-- Start of PROVIDED ENTRIES --
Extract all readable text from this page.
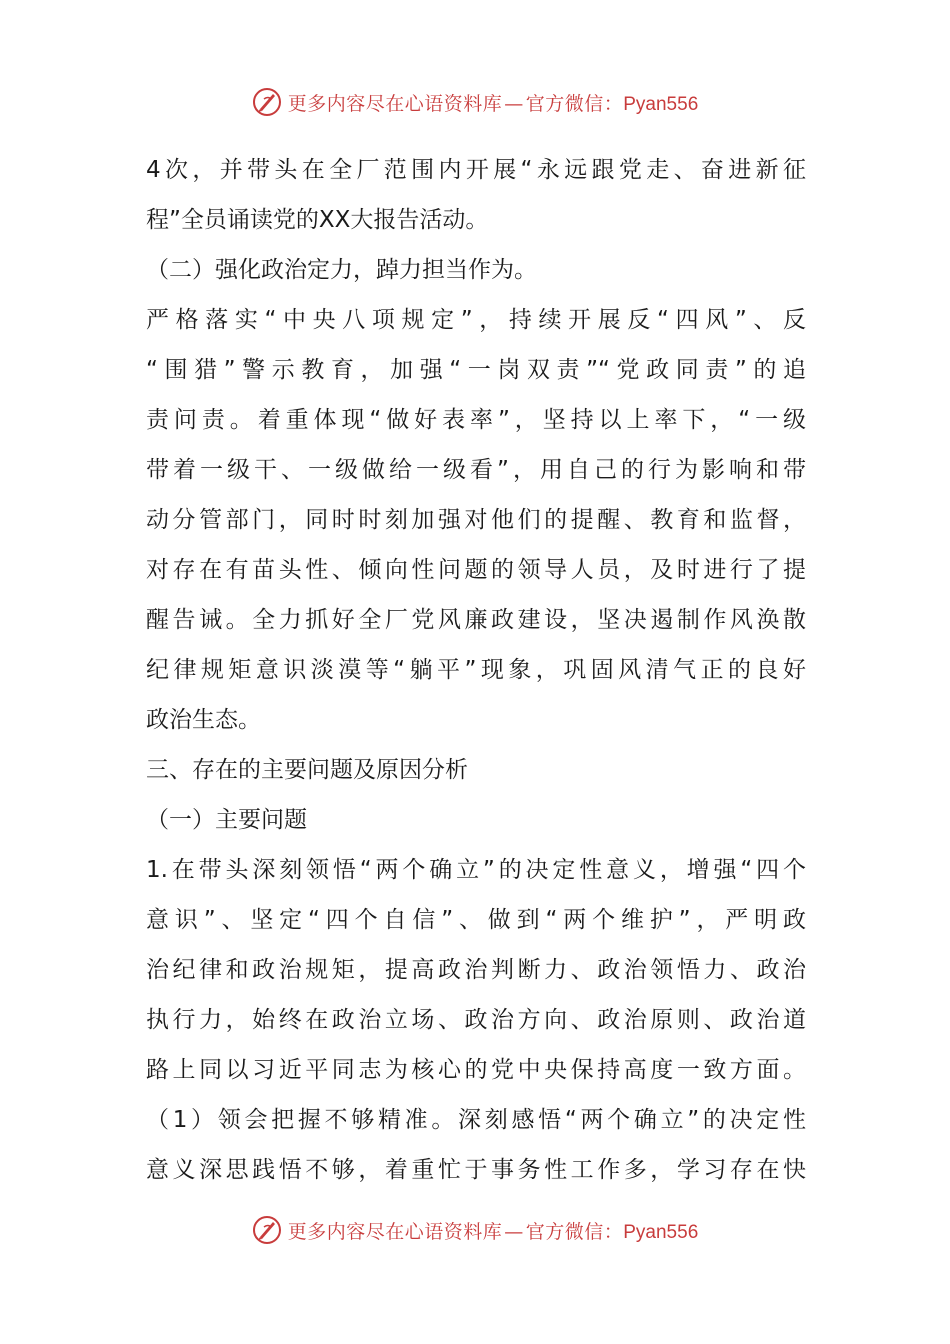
更多内容尽在心语资料库 — 官方微信：Pyan556
4次，并带头在全厂范围内开展“永远跟党走、奋进新征
程”全员诵读党的XX大报告活动。
（二）强化政治定力，踔力担当作为。
严格落实“中央八项规定”，持续开展反“四风”、反
“围猎”警示教育，加强“一岗双责”“党政同责”的追
责问责。着重体现“做好表率”，坚持以上率下，“一级
带着一级干、一级做给一级看”，用自己的行为影响和带
动分管部门，同时时刻加强对他们的提醒、教育和监督，
对存在有苗头性、倾向性问题的领导人员，及时进行了提
醒告诫。全力抓好全厂党风廉政建设，坚决遏制作风涣散
纪律规矩意识淡漠等“躺平”现象，巩固风清气正的良好
政治生态。
三、存在的主要问题及原因分析
（一）主要问题
1.在带头深刻领悟“两个确立”的决定性意义，增强“四个
意识”、坚定“四个自信”、做到“两个维护”，严明政
治纪律和政治规矩，提高政治判断力、政治领悟力、政治
执行力，始终在政治立场、政治方向、政治原则、政治道
路上同以习近平同志为核心的党中央保持高度一致方面。
（1）领会把握不够精准。深刻感悟“两个确立”的决定性
意义深思践悟不够，着重忙于事务性工作多，学习存在快
更多内容尽在心语资料库 — 官方微信：Pyan556
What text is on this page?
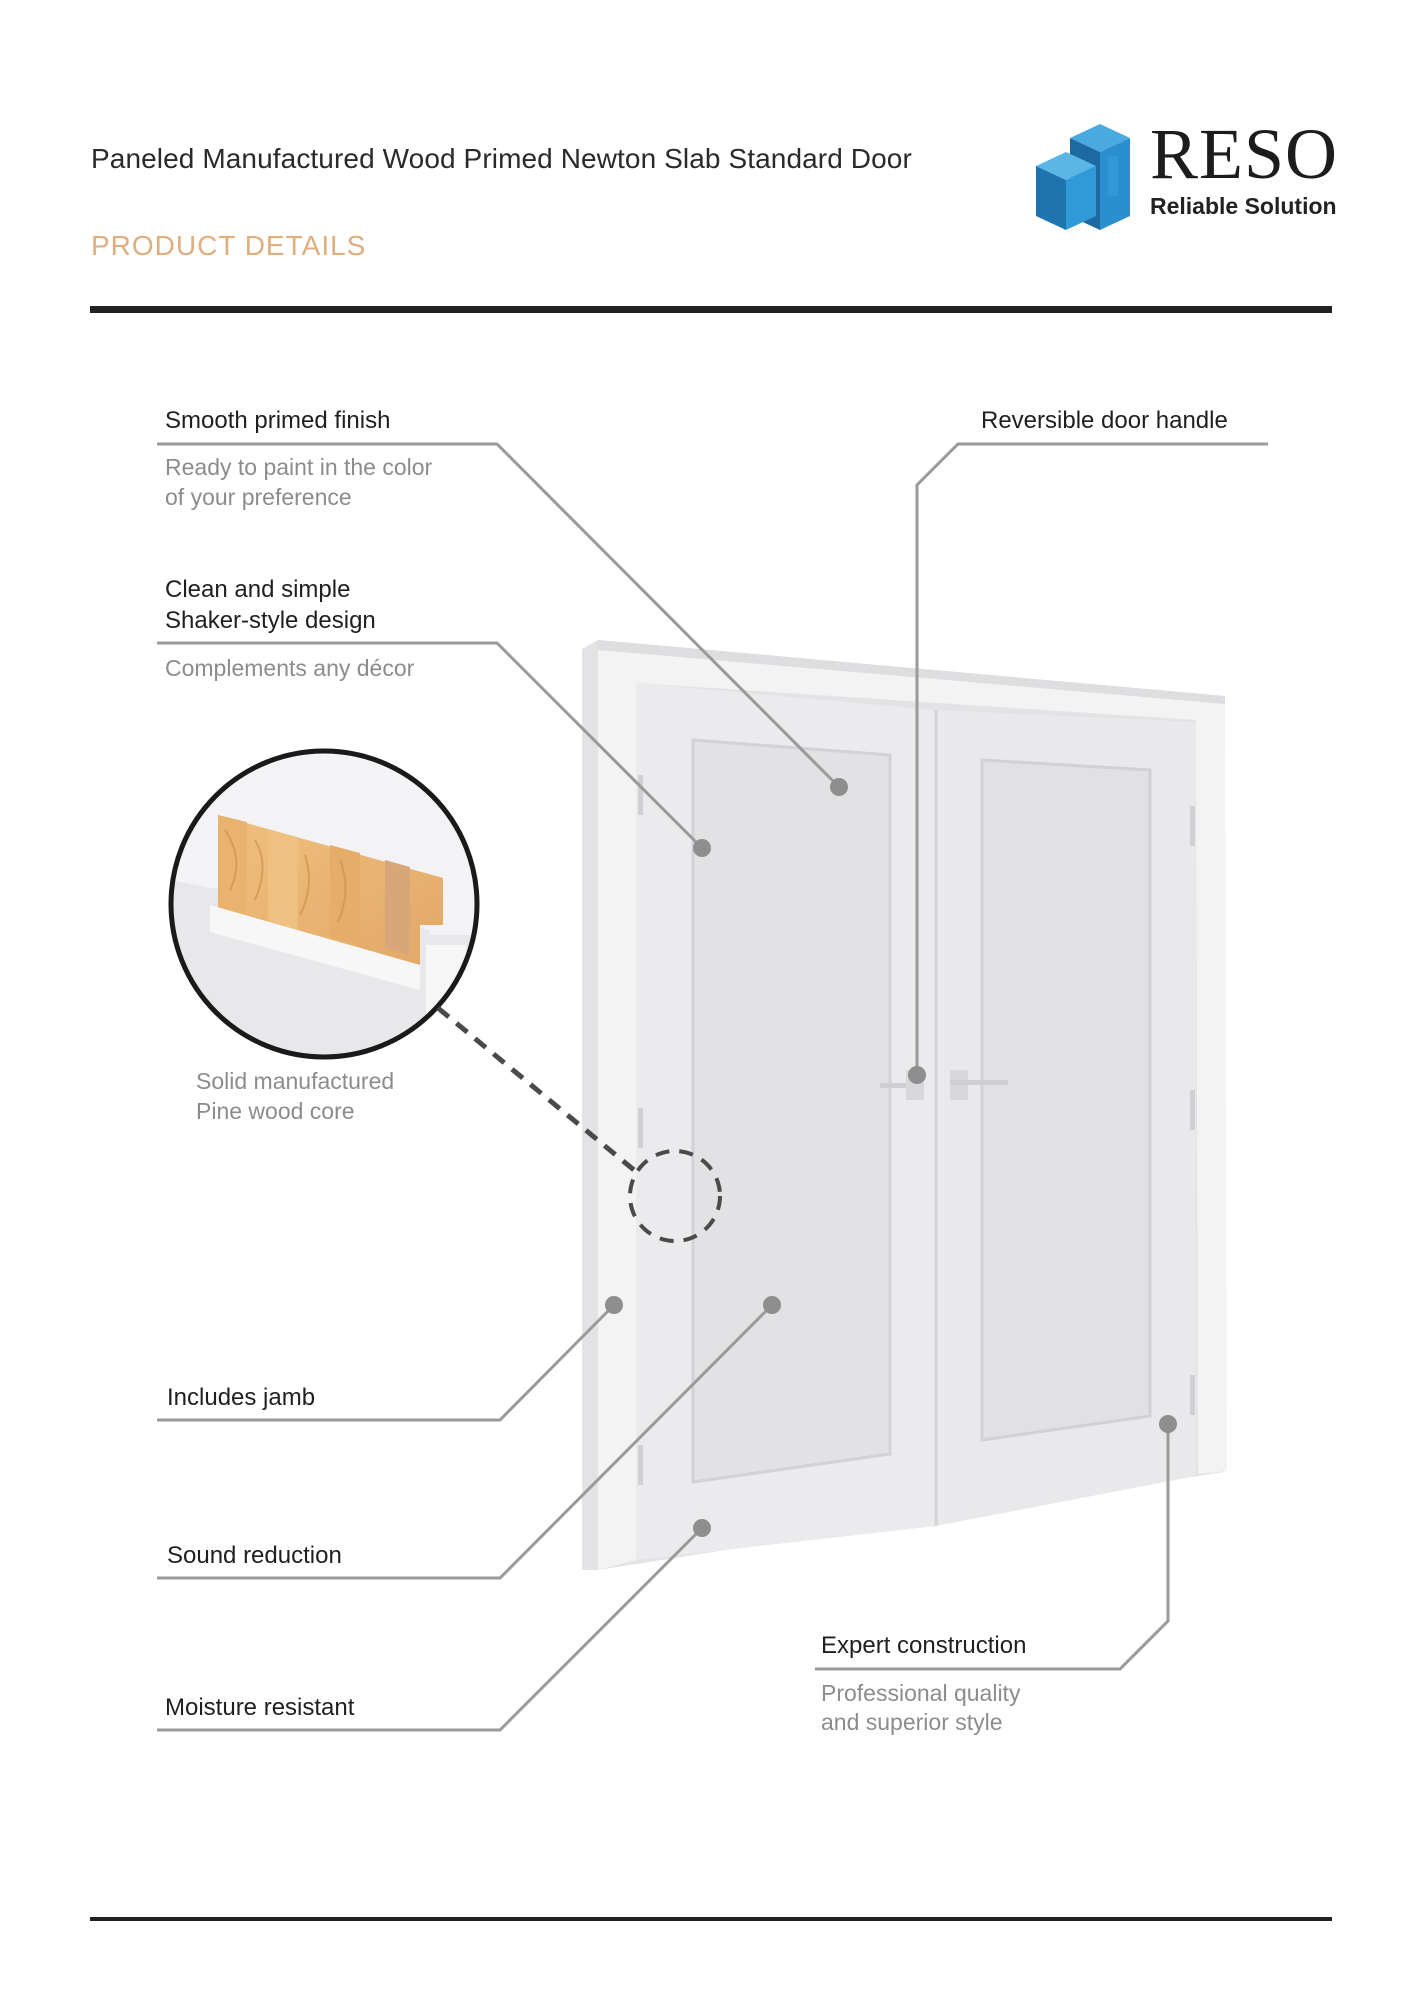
Paneled Manufactured Wood Primed Newton Slab Standard Door
PRODUCT DETAILS
RESO
Reliable Solution
Smooth primed finish
Ready to paint in the color
of your preference
Clean and simple
Shaker-style design
Complements any décor
Solid manufactured
Pine wood core
Includes jamb
Sound reduction
Moisture resistant
Reversible door handle
Expert construction
Professional quality
and superior style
-- End of PROVIDED ENTRIES --
Return the full material word for word. Do not include the pictures.

» **PROBLEM SOLUTION**
Extract all readable text from this page.
更多内容尽在心语资料库 — 官方微信：Pyan556
4次，并带头在全厂范围内开展“永远跟党走、奋进新征
程”全员诵读党的XX大报告活动。
（二）强化政治定力，踔力担当作为。
严格落实“中央八项规定”，持续开展反“四风”、反
“围猎”警示教育，加强“一岗双责”“党政同责”的追
责问责。着重体现“做好表率”，坚持以上率下，“一级
带着一级干、一级做给一级看”，用自己的行为影响和带
动分管部门，同时时刻加强对他们的提醒、教育和监督，
对存在有苗头性、倾向性问题的领导人员，及时进行了提
醒告诫。全力抓好全厂党风廉政建设，坚决遏制作风涣散
纪律规矩意识淡漠等“躺平”现象，巩固风清气正的良好
政治生态。
三、存在的主要问题及原因分析
（一）主要问题
1.在带头深刻领悟“两个确立”的决定性意义，增强“四个
意识”、坚定“四个自信”、做到“两个维护”，严明政
治纪律和政治规矩，提高政治判断力、政治领悟力、政治
执行力，始终在政治立场、政治方向、政治原则、政治道
路上同以习近平同志为核心的党中央保持高度一致方面。
（1）领会把握不够精准。深刻感悟“两个确立”的决定性
意义深思践悟不够，着重忙于事务性工作多，学习存在快
更多内容尽在心语资料库 — 官方微信：Pyan556
What text is on this page?
Paneled Manufactured Wood Primed Newton Slab Standard Door
PRODUCT DETAILS
RESO
Reliable Solution
Smooth primed finish
Ready to paint in the color
of your preference
Clean and simple
Shaker-style design
Complements any décor
Solid manufactured
Pine wood core
Includes jamb
Sound reduction
Moisture resistant
Reversible door handle
Expert construction
Professional quality
and superior style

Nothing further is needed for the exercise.